**The problem**
List each line of the data in which the string "price" appears.

** Begin **

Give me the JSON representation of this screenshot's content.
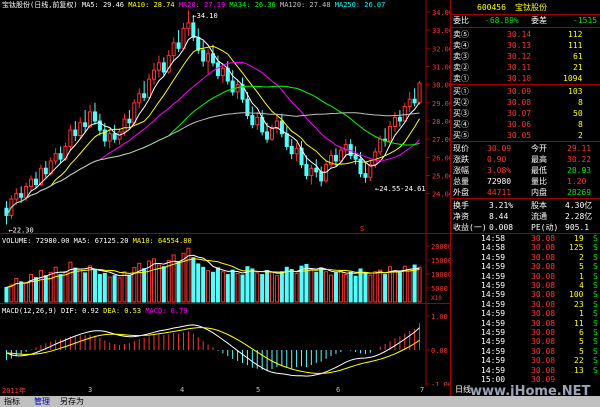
{
  "header": {
    "stock_title": "宝钛股份(日线,前复权)",
    "ma5_label": "MA5: 29.46",
    "ma10_label": "MA10: 28.74",
    "ma20_label": "MA20: 27.19",
    "ma34_label": "MA34: 26.36",
    "ma120_label": "MA120: 27.48",
    "ma250_label": "MA250: 26.07"
  },
  "volume_header": {
    "label": "VOLUME: 72980.00",
    "ma5": "MA5: 67125.20",
    "ma10": "MA10: 64554.80"
  },
  "macd_header": {
    "label": "MACD(12,26,9)",
    "dif": "DIF: 0.92",
    "dea": "DEA: 0.53",
    "macd": "MACD: 0.79"
  },
  "annotations": {
    "high": "34.10",
    "low": "22.30",
    "mid": "24.55-24.61",
    "marker": "S"
  },
  "x_axis": [
    "2011年",
    "3",
    "4",
    "5",
    "6",
    "7"
  ],
  "quote": {
    "code": "600456",
    "name": "宝钛股份",
    "webi_label": "委比",
    "webi_value": "-68.89%",
    "wecha_label": "委差",
    "wecha_value": "-1515",
    "asks": [
      {
        "label": "卖⑤",
        "price": "30.14",
        "vol": "112"
      },
      {
        "label": "卖④",
        "price": "30.13",
        "vol": "111"
      },
      {
        "label": "卖③",
        "price": "30.12",
        "vol": "61"
      },
      {
        "label": "卖②",
        "price": "30.11",
        "vol": "21"
      },
      {
        "label": "卖①",
        "price": "30.10",
        "vol": "1094"
      }
    ],
    "bids": [
      {
        "label": "买①",
        "price": "30.09",
        "vol": "103"
      },
      {
        "label": "买②",
        "price": "30.08",
        "vol": "8"
      },
      {
        "label": "买③",
        "price": "30.07",
        "vol": "50"
      },
      {
        "label": "买④",
        "price": "30.06",
        "vol": "8"
      },
      {
        "label": "买⑤",
        "price": "30.05",
        "vol": "2"
      }
    ],
    "stats": [
      {
        "l1": "现价",
        "v1": "30.09",
        "c1": "red",
        "l2": "今开",
        "v2": "29.11",
        "c2": "red"
      },
      {
        "l1": "涨跌",
        "v1": "0.90",
        "c1": "red",
        "l2": "最高",
        "v2": "30.22",
        "c2": "red"
      },
      {
        "l1": "涨幅",
        "v1": "3.08%",
        "c1": "red",
        "l2": "最低",
        "v2": "28.93",
        "c2": "grn"
      },
      {
        "l1": "总量",
        "v1": "72980",
        "c1": "wht",
        "l2": "量比",
        "v2": "1.20",
        "c2": "red"
      },
      {
        "l1": "外盘",
        "v1": "44711",
        "c1": "red",
        "l2": "内盘",
        "v2": "28269",
        "c2": "grn"
      }
    ],
    "stats2": [
      {
        "l1": "换手",
        "v1": "3.21%",
        "l2": "股本",
        "v2": "4.30亿"
      },
      {
        "l1": "净资",
        "v1": "8.44",
        "l2": "流通",
        "v2": "2.28亿"
      },
      {
        "l1": "收益(一)",
        "v1": "0.008",
        "l2": "PE(动)",
        "v2": "905.1"
      }
    ],
    "ticks": [
      {
        "t": "14:58",
        "p": "30.08",
        "v": "19",
        "s": "S"
      },
      {
        "t": "14:58",
        "p": "30.08",
        "v": "125",
        "s": "S"
      },
      {
        "t": "14:59",
        "p": "30.08",
        "v": "2",
        "s": "S"
      },
      {
        "t": "14:59",
        "p": "30.08",
        "v": "5",
        "s": "S"
      },
      {
        "t": "14:59",
        "p": "30.08",
        "v": "1",
        "s": "S"
      },
      {
        "t": "14:59",
        "p": "30.08",
        "v": "4",
        "s": "S"
      },
      {
        "t": "14:59",
        "p": "30.08",
        "v": "100",
        "s": "S"
      },
      {
        "t": "14:59",
        "p": "30.08",
        "v": "23",
        "s": "S"
      },
      {
        "t": "14:59",
        "p": "30.08",
        "v": "1",
        "s": "S"
      },
      {
        "t": "14:59",
        "p": "30.08",
        "v": "11",
        "s": "S"
      },
      {
        "t": "14:59",
        "p": "30.08",
        "v": "6",
        "s": "S"
      },
      {
        "t": "14:59",
        "p": "30.08",
        "v": "5",
        "s": "S"
      },
      {
        "t": "14:59",
        "p": "30.08",
        "v": "5",
        "s": "S"
      },
      {
        "t": "14:59",
        "p": "30.08",
        "v": "22",
        "s": "S"
      },
      {
        "t": "14:59",
        "p": "30.08",
        "v": "13",
        "s": "S"
      },
      {
        "t": "15:00",
        "p": "30.09",
        "v": "",
        "s": ""
      }
    ],
    "tab_label": "日线"
  },
  "bottom_bar": {
    "items": [
      "指标",
      "管理",
      "另存为"
    ]
  },
  "watermark": "www.jHome.NET",
  "colors": {
    "up": "#ff3232",
    "down": "#54fcfc",
    "ma5": "#ffffff",
    "ma10": "#ffff00",
    "ma20": "#ff00ff",
    "ma34": "#00ff00",
    "ma120": "#c0c0c0"
  },
  "chart_data": [
    {
      "type": "candlestick",
      "title": "宝钛股份(日线,前复权)",
      "ylim": [
        22,
        34
      ],
      "y_ticks": [
        24,
        25,
        26,
        27,
        28,
        29,
        30,
        31,
        32,
        33,
        34
      ],
      "ohlc": [
        [
          23.2,
          23.6,
          22.3,
          22.8
        ],
        [
          22.8,
          23.9,
          22.6,
          23.7
        ],
        [
          23.7,
          24.3,
          23.4,
          24.0
        ],
        [
          24.0,
          24.4,
          23.5,
          23.8
        ],
        [
          23.8,
          24.6,
          23.6,
          24.4
        ],
        [
          24.4,
          25.0,
          24.1,
          24.8
        ],
        [
          24.8,
          25.2,
          24.3,
          24.5
        ],
        [
          24.5,
          25.6,
          24.4,
          25.4
        ],
        [
          25.4,
          25.8,
          24.9,
          25.1
        ],
        [
          25.1,
          26.0,
          25.0,
          25.8
        ],
        [
          25.8,
          26.5,
          25.6,
          26.2
        ],
        [
          26.2,
          26.6,
          25.7,
          25.9
        ],
        [
          25.9,
          26.8,
          25.8,
          26.6
        ],
        [
          26.6,
          27.8,
          26.4,
          27.5
        ],
        [
          27.5,
          28.0,
          26.9,
          27.2
        ],
        [
          27.2,
          28.2,
          27.0,
          27.9
        ],
        [
          27.9,
          28.6,
          27.4,
          27.7
        ],
        [
          27.7,
          28.9,
          27.6,
          28.5
        ],
        [
          28.5,
          29.0,
          27.8,
          28.0
        ],
        [
          28.0,
          28.4,
          27.2,
          27.5
        ],
        [
          27.5,
          27.9,
          26.6,
          26.9
        ],
        [
          26.9,
          27.6,
          26.5,
          27.3
        ],
        [
          27.3,
          27.8,
          26.8,
          27.0
        ],
        [
          27.0,
          27.6,
          26.7,
          27.4
        ],
        [
          27.4,
          28.4,
          27.2,
          28.1
        ],
        [
          28.1,
          28.6,
          27.6,
          27.9
        ],
        [
          27.9,
          29.2,
          27.8,
          29.0
        ],
        [
          29.0,
          29.8,
          28.7,
          29.5
        ],
        [
          29.5,
          30.2,
          29.1,
          29.3
        ],
        [
          29.3,
          30.6,
          29.2,
          30.3
        ],
        [
          30.3,
          31.2,
          30.0,
          30.8
        ],
        [
          30.8,
          31.6,
          30.4,
          31.2
        ],
        [
          31.2,
          31.5,
          30.5,
          30.7
        ],
        [
          30.7,
          31.9,
          30.6,
          31.6
        ],
        [
          31.6,
          32.6,
          31.3,
          32.3
        ],
        [
          32.3,
          33.0,
          31.8,
          32.0
        ],
        [
          32.0,
          33.4,
          31.9,
          33.1
        ],
        [
          33.1,
          34.1,
          32.7,
          33.4
        ],
        [
          33.4,
          33.8,
          32.4,
          32.6
        ],
        [
          32.6,
          33.1,
          31.7,
          31.9
        ],
        [
          31.9,
          32.4,
          31.0,
          31.3
        ],
        [
          31.3,
          32.0,
          30.6,
          31.7
        ],
        [
          31.7,
          32.2,
          31.0,
          31.2
        ],
        [
          31.2,
          31.6,
          30.3,
          30.5
        ],
        [
          30.5,
          31.2,
          30.1,
          30.9
        ],
        [
          30.9,
          31.3,
          30.0,
          30.2
        ],
        [
          30.2,
          30.8,
          29.4,
          29.6
        ],
        [
          29.6,
          30.3,
          29.2,
          30.0
        ],
        [
          30.0,
          30.4,
          29.0,
          29.2
        ],
        [
          29.2,
          29.6,
          28.1,
          28.3
        ],
        [
          28.3,
          28.8,
          27.6,
          27.8
        ],
        [
          27.8,
          28.5,
          27.5,
          28.2
        ],
        [
          28.2,
          28.6,
          27.2,
          27.4
        ],
        [
          27.4,
          27.9,
          26.8,
          27.0
        ],
        [
          27.0,
          27.8,
          26.9,
          27.6
        ],
        [
          27.6,
          28.3,
          27.3,
          28.0
        ],
        [
          28.0,
          28.4,
          27.1,
          27.3
        ],
        [
          27.3,
          27.7,
          26.4,
          26.6
        ],
        [
          26.6,
          27.0,
          25.9,
          26.2
        ],
        [
          26.2,
          26.8,
          25.8,
          26.5
        ],
        [
          26.5,
          26.9,
          25.4,
          25.6
        ],
        [
          25.6,
          26.1,
          24.8,
          25.0
        ],
        [
          25.0,
          25.6,
          24.5,
          25.4
        ],
        [
          25.4,
          25.9,
          24.9,
          25.2
        ],
        [
          25.2,
          25.5,
          24.4,
          24.7
        ],
        [
          24.7,
          25.8,
          24.6,
          25.6
        ],
        [
          25.6,
          26.4,
          25.4,
          26.1
        ],
        [
          26.1,
          26.5,
          25.5,
          25.8
        ],
        [
          25.8,
          26.6,
          25.7,
          26.4
        ],
        [
          26.4,
          27.0,
          26.0,
          26.7
        ],
        [
          26.7,
          27.0,
          25.9,
          26.1
        ],
        [
          26.1,
          26.6,
          25.6,
          25.9
        ],
        [
          25.9,
          26.3,
          24.9,
          25.1
        ],
        [
          25.1,
          25.7,
          24.6,
          24.9
        ],
        [
          24.9,
          25.8,
          24.7,
          25.6
        ],
        [
          25.6,
          26.5,
          25.4,
          26.3
        ],
        [
          26.3,
          27.2,
          26.1,
          27.0
        ],
        [
          27.0,
          27.6,
          26.6,
          26.9
        ],
        [
          26.9,
          28.0,
          26.8,
          27.7
        ],
        [
          27.7,
          28.5,
          27.4,
          28.2
        ],
        [
          28.2,
          28.6,
          27.7,
          28.0
        ],
        [
          28.0,
          29.0,
          27.9,
          28.8
        ],
        [
          28.8,
          29.6,
          28.5,
          29.2
        ],
        [
          29.2,
          29.8,
          28.8,
          29.0
        ],
        [
          29.0,
          30.2,
          28.9,
          30.09
        ]
      ]
    },
    {
      "type": "bar",
      "title": "VOLUME",
      "ylim": [
        0,
        20000
      ],
      "y_ticks": [
        5000,
        10000,
        15000,
        20000
      ],
      "values": [
        5200,
        6100,
        8400,
        7200,
        6900,
        9800,
        8700,
        11200,
        9400,
        10600,
        12400,
        9800,
        10900,
        14200,
        12100,
        11800,
        10400,
        12900,
        11600,
        9800,
        10200,
        8900,
        9400,
        8600,
        10800,
        9600,
        12300,
        13800,
        11900,
        14600,
        15400,
        13200,
        12600,
        14900,
        16800,
        14200,
        17400,
        19200,
        15800,
        13600,
        12400,
        11200,
        10600,
        12200,
        10800,
        9800,
        11400,
        10200,
        9600,
        12600,
        11800,
        10400,
        9800,
        11200,
        10600,
        9400,
        10800,
        12400,
        11600,
        10200,
        12800,
        13400,
        11800,
        10600,
        12200,
        10800,
        9600,
        10400,
        11200,
        9800,
        10600,
        9200,
        11800,
        10400,
        9600,
        10800,
        11400,
        9800,
        12600,
        11200,
        10400,
        12800,
        11600,
        13200,
        12400
      ]
    },
    {
      "type": "bar",
      "title": "MACD(12,26,9)",
      "ylim": [
        -1.0,
        1.0
      ],
      "y_ticks": [
        -1.0,
        0,
        1.0
      ],
      "values": [
        -0.3,
        -0.25,
        -0.18,
        -0.12,
        -0.05,
        0.02,
        0.08,
        0.15,
        0.2,
        0.25,
        0.3,
        0.32,
        0.35,
        0.4,
        0.42,
        0.44,
        0.43,
        0.45,
        0.42,
        0.36,
        0.28,
        0.22,
        0.18,
        0.15,
        0.18,
        0.2,
        0.26,
        0.32,
        0.36,
        0.4,
        0.44,
        0.46,
        0.44,
        0.46,
        0.5,
        0.48,
        0.52,
        0.55,
        0.48,
        0.38,
        0.26,
        0.16,
        0.08,
        -0.02,
        -0.1,
        -0.18,
        -0.26,
        -0.32,
        -0.38,
        -0.45,
        -0.52,
        -0.55,
        -0.58,
        -0.6,
        -0.56,
        -0.5,
        -0.48,
        -0.52,
        -0.54,
        -0.5,
        -0.48,
        -0.5,
        -0.44,
        -0.38,
        -0.34,
        -0.26,
        -0.18,
        -0.12,
        -0.06,
        0.0,
        -0.02,
        -0.06,
        -0.1,
        -0.12,
        -0.08,
        0.0,
        0.1,
        0.18,
        0.26,
        0.34,
        0.4,
        0.48,
        0.56,
        0.62,
        0.79
      ]
    }
  ]
}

** End **

**The completed task**
        "price": "30.14",
        "price": "30.13",
        "price": "30.12",
        "price": "30.11",
        "price": "30.10",
        "price": "30.09",
        "price": "30.08",
        "price": "30.07",
        "price": "30.06",
        "price": "30.05",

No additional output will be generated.